--- Begin RECORDS FOR THIS EXERCISE ---
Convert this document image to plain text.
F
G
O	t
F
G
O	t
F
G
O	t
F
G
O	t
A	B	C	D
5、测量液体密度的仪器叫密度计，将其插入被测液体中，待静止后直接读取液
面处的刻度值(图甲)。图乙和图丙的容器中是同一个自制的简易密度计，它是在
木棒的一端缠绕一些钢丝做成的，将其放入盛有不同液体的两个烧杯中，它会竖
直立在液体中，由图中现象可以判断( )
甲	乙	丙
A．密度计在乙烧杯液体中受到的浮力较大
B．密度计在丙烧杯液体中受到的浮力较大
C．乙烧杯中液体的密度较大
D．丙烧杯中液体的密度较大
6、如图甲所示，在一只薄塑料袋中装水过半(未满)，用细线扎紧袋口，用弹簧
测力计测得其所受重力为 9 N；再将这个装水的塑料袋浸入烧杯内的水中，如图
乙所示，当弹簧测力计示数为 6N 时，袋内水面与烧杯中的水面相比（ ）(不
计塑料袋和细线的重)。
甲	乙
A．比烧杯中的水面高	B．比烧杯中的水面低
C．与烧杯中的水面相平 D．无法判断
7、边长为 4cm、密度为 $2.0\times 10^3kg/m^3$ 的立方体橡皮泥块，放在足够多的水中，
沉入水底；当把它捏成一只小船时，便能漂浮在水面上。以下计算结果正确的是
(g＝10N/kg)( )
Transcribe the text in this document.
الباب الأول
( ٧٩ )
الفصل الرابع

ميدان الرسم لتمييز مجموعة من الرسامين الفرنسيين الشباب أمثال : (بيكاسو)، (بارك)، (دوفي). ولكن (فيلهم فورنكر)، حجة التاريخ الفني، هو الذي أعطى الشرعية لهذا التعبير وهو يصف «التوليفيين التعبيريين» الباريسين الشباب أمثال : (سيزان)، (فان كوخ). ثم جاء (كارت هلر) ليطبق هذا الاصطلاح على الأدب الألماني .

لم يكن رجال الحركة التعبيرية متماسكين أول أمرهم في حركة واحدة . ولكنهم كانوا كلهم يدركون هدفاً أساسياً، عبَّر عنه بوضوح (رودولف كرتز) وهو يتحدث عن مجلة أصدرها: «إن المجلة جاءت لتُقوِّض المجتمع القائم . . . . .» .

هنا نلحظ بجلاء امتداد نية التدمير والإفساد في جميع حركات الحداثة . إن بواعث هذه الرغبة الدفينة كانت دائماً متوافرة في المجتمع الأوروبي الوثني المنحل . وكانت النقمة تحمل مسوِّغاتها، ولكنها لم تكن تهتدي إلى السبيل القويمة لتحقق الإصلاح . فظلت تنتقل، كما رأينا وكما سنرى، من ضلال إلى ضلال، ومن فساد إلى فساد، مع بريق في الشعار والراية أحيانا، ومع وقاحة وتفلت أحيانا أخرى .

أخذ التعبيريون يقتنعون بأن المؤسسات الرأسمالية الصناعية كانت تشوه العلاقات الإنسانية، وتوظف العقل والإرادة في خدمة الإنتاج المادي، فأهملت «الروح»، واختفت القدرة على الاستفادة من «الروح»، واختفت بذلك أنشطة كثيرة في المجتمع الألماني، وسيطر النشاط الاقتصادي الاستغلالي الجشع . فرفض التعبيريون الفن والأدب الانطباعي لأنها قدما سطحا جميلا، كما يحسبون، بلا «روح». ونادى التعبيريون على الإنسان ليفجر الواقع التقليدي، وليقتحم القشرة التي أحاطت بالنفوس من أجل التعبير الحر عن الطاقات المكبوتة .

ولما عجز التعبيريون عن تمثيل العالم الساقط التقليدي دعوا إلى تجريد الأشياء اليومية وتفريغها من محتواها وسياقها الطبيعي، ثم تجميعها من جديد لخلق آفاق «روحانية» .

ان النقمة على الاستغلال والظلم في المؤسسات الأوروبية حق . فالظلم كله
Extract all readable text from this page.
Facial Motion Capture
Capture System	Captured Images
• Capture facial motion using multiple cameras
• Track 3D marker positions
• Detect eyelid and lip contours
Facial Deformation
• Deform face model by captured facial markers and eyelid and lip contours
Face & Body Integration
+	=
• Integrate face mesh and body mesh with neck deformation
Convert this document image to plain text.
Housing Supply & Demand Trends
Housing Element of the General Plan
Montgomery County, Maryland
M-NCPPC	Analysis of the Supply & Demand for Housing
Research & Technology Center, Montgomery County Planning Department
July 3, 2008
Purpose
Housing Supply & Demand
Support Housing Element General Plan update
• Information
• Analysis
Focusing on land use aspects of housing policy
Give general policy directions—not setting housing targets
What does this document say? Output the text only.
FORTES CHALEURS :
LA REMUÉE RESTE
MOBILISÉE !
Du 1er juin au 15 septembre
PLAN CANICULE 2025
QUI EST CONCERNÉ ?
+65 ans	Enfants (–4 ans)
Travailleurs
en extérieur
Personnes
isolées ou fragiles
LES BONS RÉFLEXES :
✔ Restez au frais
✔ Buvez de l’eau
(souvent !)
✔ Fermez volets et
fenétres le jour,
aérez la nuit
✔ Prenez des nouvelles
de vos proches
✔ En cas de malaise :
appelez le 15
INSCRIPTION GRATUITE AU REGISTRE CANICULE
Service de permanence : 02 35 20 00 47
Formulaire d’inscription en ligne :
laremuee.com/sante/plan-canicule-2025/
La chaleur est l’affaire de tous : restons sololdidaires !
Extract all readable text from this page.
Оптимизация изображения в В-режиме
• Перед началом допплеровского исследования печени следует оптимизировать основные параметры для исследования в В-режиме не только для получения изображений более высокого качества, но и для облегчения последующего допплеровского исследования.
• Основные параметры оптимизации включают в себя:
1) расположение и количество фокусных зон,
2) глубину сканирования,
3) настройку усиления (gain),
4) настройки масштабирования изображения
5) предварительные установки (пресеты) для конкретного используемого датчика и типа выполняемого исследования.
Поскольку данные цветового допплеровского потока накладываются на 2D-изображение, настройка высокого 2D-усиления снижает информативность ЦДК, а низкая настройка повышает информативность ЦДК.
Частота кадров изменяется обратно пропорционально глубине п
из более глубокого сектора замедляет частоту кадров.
--- End RECORDS FOR THIS EXERCISE ---
-- DIRECTIVE --
Of the lines in the data, how many contain the word "исследования"? Provide the number and nothing further.

-- FULL OUTPUT --
2